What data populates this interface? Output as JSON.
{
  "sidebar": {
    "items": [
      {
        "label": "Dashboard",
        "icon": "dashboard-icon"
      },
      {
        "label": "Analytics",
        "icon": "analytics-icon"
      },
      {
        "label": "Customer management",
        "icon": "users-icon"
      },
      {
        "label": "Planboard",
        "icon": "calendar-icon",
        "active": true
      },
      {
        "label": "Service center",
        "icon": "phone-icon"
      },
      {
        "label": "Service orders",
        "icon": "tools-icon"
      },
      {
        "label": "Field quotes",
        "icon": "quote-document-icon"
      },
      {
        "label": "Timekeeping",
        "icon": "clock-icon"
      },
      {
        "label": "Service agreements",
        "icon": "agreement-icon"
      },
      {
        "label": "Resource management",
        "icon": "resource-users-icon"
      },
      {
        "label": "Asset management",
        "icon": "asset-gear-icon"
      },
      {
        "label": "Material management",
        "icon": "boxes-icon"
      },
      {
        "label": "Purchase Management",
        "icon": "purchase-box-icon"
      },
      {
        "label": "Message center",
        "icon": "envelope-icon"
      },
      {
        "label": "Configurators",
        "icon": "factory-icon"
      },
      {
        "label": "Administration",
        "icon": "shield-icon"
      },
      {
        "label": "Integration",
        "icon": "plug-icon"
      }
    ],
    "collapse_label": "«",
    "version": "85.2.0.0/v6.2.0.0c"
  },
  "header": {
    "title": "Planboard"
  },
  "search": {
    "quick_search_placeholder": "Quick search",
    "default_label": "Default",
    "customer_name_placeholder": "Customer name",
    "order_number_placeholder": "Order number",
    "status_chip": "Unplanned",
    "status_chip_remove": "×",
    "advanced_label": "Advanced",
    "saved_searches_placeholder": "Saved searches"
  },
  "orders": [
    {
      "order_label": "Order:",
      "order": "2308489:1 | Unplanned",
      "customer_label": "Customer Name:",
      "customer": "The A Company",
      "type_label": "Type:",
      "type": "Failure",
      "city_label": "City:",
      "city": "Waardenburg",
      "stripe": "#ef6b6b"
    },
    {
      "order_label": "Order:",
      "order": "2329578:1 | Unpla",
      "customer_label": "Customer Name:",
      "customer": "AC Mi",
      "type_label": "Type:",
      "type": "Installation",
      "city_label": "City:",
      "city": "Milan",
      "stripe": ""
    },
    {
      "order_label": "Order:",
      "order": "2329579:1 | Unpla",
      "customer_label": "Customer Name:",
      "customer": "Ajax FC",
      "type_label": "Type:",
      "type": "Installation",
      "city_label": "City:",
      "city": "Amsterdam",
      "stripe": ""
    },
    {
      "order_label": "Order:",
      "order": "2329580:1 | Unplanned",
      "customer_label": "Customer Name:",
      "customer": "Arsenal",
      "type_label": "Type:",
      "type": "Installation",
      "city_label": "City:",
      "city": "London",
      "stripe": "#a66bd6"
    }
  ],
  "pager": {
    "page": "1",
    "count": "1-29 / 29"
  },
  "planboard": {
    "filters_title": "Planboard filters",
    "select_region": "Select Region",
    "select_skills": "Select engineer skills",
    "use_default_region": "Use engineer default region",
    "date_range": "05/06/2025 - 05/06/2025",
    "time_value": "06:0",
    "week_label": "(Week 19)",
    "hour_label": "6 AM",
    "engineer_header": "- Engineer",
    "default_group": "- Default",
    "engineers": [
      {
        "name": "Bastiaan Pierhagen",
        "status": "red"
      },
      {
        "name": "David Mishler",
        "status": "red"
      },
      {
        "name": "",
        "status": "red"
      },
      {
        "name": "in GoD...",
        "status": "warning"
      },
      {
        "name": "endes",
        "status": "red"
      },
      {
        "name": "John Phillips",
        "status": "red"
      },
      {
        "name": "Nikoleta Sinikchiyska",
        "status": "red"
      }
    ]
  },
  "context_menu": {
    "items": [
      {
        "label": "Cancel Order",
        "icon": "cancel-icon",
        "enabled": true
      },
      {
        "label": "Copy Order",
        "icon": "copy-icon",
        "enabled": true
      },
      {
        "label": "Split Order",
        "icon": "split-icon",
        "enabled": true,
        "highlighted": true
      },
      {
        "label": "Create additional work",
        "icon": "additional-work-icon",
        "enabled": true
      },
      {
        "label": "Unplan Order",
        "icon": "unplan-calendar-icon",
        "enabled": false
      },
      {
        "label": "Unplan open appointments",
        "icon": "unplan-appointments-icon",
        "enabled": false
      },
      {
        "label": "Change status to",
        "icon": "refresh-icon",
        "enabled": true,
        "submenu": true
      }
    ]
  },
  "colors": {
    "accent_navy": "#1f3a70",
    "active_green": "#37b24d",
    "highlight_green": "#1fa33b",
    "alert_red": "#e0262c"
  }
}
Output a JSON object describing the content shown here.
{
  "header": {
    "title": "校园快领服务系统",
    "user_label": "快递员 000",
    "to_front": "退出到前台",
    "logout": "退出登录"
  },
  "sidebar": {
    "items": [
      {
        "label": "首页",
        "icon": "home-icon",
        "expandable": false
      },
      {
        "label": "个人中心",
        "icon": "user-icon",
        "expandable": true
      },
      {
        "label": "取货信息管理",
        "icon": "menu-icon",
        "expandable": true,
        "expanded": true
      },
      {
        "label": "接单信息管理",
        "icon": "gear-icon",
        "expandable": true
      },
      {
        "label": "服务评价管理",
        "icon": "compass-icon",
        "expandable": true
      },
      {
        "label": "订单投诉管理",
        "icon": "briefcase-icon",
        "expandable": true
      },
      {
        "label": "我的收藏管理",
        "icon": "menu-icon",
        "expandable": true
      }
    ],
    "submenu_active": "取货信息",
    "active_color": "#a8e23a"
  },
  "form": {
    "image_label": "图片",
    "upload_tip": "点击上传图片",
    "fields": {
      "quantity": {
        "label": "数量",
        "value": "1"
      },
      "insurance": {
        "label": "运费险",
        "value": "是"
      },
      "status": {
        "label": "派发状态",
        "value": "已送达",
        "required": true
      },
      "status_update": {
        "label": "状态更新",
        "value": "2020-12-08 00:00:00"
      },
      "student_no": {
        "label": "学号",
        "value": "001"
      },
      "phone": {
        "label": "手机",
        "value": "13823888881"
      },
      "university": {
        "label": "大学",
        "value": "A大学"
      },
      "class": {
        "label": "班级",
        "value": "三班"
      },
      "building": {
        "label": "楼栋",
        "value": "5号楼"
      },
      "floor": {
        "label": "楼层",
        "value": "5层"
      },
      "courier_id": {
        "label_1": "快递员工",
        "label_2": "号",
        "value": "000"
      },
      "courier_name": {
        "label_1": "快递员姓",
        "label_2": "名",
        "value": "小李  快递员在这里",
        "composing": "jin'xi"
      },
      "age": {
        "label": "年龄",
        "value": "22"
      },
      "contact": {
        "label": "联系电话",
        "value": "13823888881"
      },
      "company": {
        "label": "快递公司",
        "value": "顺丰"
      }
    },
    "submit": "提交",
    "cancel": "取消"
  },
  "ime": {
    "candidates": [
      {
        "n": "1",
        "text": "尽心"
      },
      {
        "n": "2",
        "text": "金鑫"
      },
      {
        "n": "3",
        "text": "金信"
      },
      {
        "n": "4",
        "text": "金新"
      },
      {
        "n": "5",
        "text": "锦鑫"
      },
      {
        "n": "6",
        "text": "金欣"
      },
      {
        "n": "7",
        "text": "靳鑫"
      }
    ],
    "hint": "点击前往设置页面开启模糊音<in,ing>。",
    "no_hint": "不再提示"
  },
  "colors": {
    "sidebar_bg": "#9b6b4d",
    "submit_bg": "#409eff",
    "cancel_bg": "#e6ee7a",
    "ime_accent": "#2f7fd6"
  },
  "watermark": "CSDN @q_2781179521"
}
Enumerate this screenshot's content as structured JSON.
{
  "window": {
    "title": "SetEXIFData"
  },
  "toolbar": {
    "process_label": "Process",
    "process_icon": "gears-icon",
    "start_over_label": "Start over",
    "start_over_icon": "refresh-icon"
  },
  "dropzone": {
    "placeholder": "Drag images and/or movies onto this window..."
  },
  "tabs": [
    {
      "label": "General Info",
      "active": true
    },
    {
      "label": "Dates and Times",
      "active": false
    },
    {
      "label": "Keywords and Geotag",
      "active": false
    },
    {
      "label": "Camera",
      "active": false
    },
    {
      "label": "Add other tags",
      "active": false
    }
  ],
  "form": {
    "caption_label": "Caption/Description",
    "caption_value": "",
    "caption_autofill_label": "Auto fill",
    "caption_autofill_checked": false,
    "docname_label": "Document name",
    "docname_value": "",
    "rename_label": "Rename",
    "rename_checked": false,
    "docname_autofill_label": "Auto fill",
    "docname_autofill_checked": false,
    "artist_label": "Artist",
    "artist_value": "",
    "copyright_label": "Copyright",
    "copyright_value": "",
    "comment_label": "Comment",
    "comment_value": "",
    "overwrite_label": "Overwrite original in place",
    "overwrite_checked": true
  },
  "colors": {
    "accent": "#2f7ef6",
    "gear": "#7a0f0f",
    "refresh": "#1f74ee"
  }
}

------

Give back the lines of the listing from the one with "Enumerate this screenshot's" through the end, both included, exactly as written and with nothing added.

Completed exercise:
Enumerate this screenshot's content as structured JSON.
{
  "window": {
    "title": "SetEXIFData"
  },
  "toolbar": {
    "process_label": "Process",
    "process_icon": "gears-icon",
    "start_over_label": "Start over",
    "start_over_icon": "refresh-icon"
  },
  "dropzone": {
    "placeholder": "Drag images and/or movies onto this window..."
  },
  "tabs": [
    {
      "label": "General Info",
      "active": true
    },
    {
      "label": "Dates and Times",
      "active": false
    },
    {
      "label": "Keywords and Geotag",
      "active": false
    },
    {
      "label": "Camera",
      "active": false
    },
    {
      "label": "Add other tags",
      "active": false
    }
  ],
  "form": {
    "caption_label": "Caption/Description",
    "caption_value": "",
    "caption_autofill_label": "Auto fill",
    "caption_autofill_checked": false,
    "docname_label": "Document name",
    "docname_value": "",
    "rename_label": "Rename",
    "rename_checked": false,
    "docname_autofill_label": "Auto fill",
    "docname_autofill_checked": false,
    "artist_label": "Artist",
    "artist_value": "",
    "copyright_label": "Copyright",
    "copyright_value": "",
    "comment_label": "Comment",
    "comment_value": "",
    "overwrite_label": "Overwrite original in place",
    "overwrite_checked": true
  },
  "colors": {
    "accent": "#2f7ef6",
    "gear": "#7a0f0f",
    "refresh": "#1f74ee"
  }
}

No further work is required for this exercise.